━━ AVAILABLE RECORDS

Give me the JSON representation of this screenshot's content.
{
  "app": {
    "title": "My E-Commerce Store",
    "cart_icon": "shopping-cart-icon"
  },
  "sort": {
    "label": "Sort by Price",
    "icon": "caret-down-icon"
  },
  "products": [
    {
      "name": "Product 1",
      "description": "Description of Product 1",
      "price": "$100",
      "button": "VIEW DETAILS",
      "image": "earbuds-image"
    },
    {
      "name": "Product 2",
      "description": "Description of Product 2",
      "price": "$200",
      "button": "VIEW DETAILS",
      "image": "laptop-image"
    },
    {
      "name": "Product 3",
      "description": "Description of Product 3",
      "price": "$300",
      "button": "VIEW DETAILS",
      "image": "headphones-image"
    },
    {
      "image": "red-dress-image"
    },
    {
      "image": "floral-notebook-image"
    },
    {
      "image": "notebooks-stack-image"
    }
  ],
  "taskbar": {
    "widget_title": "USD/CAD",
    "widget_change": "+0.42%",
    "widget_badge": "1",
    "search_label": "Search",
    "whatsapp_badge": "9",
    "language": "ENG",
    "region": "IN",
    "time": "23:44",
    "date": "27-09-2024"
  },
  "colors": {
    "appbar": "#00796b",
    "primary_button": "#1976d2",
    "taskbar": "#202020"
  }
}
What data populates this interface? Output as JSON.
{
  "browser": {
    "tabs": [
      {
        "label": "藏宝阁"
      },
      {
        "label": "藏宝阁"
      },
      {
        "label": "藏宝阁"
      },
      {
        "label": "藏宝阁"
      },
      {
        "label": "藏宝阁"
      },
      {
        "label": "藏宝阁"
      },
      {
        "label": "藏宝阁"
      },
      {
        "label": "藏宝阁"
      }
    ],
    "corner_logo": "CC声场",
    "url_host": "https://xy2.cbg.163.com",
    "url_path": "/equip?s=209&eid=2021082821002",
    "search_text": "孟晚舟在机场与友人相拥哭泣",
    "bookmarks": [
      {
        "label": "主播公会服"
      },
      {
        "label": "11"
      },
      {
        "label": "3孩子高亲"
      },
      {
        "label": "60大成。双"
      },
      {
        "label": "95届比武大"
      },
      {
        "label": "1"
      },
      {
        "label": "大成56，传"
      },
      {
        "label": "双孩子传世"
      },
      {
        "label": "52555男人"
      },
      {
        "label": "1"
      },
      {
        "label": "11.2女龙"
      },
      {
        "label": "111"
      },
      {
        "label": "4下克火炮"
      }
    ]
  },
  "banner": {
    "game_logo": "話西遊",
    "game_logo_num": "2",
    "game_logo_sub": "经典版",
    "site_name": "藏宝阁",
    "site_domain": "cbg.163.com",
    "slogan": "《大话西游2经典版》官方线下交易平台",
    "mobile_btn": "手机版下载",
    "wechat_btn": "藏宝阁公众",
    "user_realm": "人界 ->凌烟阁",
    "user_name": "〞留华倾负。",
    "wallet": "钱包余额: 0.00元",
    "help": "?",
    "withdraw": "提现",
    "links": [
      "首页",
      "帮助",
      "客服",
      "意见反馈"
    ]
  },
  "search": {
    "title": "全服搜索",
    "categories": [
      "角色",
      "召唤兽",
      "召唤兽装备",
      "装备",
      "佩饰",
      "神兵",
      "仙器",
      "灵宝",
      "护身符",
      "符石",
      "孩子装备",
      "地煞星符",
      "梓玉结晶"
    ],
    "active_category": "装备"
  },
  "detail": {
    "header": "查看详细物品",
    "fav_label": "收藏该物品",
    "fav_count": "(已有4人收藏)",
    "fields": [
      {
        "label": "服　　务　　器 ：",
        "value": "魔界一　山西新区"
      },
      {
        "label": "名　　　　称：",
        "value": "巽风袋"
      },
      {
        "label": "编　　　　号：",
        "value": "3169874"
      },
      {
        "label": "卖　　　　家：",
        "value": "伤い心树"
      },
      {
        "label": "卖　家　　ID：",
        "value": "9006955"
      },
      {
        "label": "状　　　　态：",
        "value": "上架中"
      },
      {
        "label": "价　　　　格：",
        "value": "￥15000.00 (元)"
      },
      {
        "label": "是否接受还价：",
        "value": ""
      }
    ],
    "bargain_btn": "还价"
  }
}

━━━━

OBJECTIVE:
Repeat the records exactly, including every line.

ANSWER TO THE EXERCISE:
Give me the JSON representation of this screenshot's content.
{
  "app": {
    "title": "My E-Commerce Store",
    "cart_icon": "shopping-cart-icon"
  },
  "sort": {
    "label": "Sort by Price",
    "icon": "caret-down-icon"
  },
  "products": [
    {
      "name": "Product 1",
      "description": "Description of Product 1",
      "price": "$100",
      "button": "VIEW DETAILS",
      "image": "earbuds-image"
    },
    {
      "name": "Product 2",
      "description": "Description of Product 2",
      "price": "$200",
      "button": "VIEW DETAILS",
      "image": "laptop-image"
    },
    {
      "name": "Product 3",
      "description": "Description of Product 3",
      "price": "$300",
      "button": "VIEW DETAILS",
      "image": "headphones-image"
    },
    {
      "image": "red-dress-image"
    },
    {
      "image": "floral-notebook-image"
    },
    {
      "image": "notebooks-stack-image"
    }
  ],
  "taskbar": {
    "widget_title": "USD/CAD",
    "widget_change": "+0.42%",
    "widget_badge": "1",
    "search_label": "Search",
    "whatsapp_badge": "9",
    "language": "ENG",
    "region": "IN",
    "time": "23:44",
    "date": "27-09-2024"
  },
  "colors": {
    "appbar": "#00796b",
    "primary_button": "#1976d2",
    "taskbar": "#202020"
  }
}
What data populates this interface? Output as JSON.
{
  "browser": {
    "tabs": [
      {
        "label": "藏宝阁"
      },
      {
        "label": "藏宝阁"
      },
      {
        "label": "藏宝阁"
      },
      {
        "label": "藏宝阁"
      },
      {
        "label": "藏宝阁"
      },
      {
        "label": "藏宝阁"
      },
      {
        "label": "藏宝阁"
      },
      {
        "label": "藏宝阁"
      }
    ],
    "corner_logo": "CC声场",
    "url_host": "https://xy2.cbg.163.com",
    "url_path": "/equip?s=209&eid=2021082821002",
    "search_text": "孟晚舟在机场与友人相拥哭泣",
    "bookmarks": [
      {
        "label": "主播公会服"
      },
      {
        "label": "11"
      },
      {
        "label": "3孩子高亲"
      },
      {
        "label": "60大成。双"
      },
      {
        "label": "95届比武大"
      },
      {
        "label": "1"
      },
      {
        "label": "大成56，传"
      },
      {
        "label": "双孩子传世"
      },
      {
        "label": "52555男人"
      },
      {
        "label": "1"
      },
      {
        "label": "11.2女龙"
      },
      {
        "label": "111"
      },
      {
        "label": "4下克火炮"
      }
    ]
  },
  "banner": {
    "game_logo": "話西遊",
    "game_logo_num": "2",
    "game_logo_sub": "经典版",
    "site_name": "藏宝阁",
    "site_domain": "cbg.163.com",
    "slogan": "《大话西游2经典版》官方线下交易平台",
    "mobile_btn": "手机版下载",
    "wechat_btn": "藏宝阁公众",
    "user_realm": "人界 ->凌烟阁",
    "user_name": "〞留华倾负。",
    "wallet": "钱包余额: 0.00元",
    "help": "?",
    "withdraw": "提现",
    "links": [
      "首页",
      "帮助",
      "客服",
      "意见反馈"
    ]
  },
  "search": {
    "title": "全服搜索",
    "categories": [
      "角色",
      "召唤兽",
      "召唤兽装备",
      "装备",
      "佩饰",
      "神兵",
      "仙器",
      "灵宝",
      "护身符",
      "符石",
      "孩子装备",
      "地煞星符",
      "梓玉结晶"
    ],
    "active_category": "装备"
  },
  "detail": {
    "header": "查看详细物品",
    "fav_label": "收藏该物品",
    "fav_count": "(已有4人收藏)",
    "fields": [
      {
        "label": "服　　务　　器 ：",
        "value": "魔界一　山西新区"
      },
      {
        "label": "名　　　　称：",
        "value": "巽风袋"
      },
      {
        "label": "编　　　　号：",
        "value": "3169874"
      },
      {
        "label": "卖　　　　家：",
        "value": "伤い心树"
      },
      {
        "label": "卖　家　　ID：",
        "value": "9006955"
      },
      {
        "label": "状　　　　态：",
        "value": "上架中"
      },
      {
        "label": "价　　　　格：",
        "value": "￥15000.00 (元)"
      },
      {
        "label": "是否接受还价：",
        "value": ""
      }
    ],
    "bargain_btn": "还价"
  }
}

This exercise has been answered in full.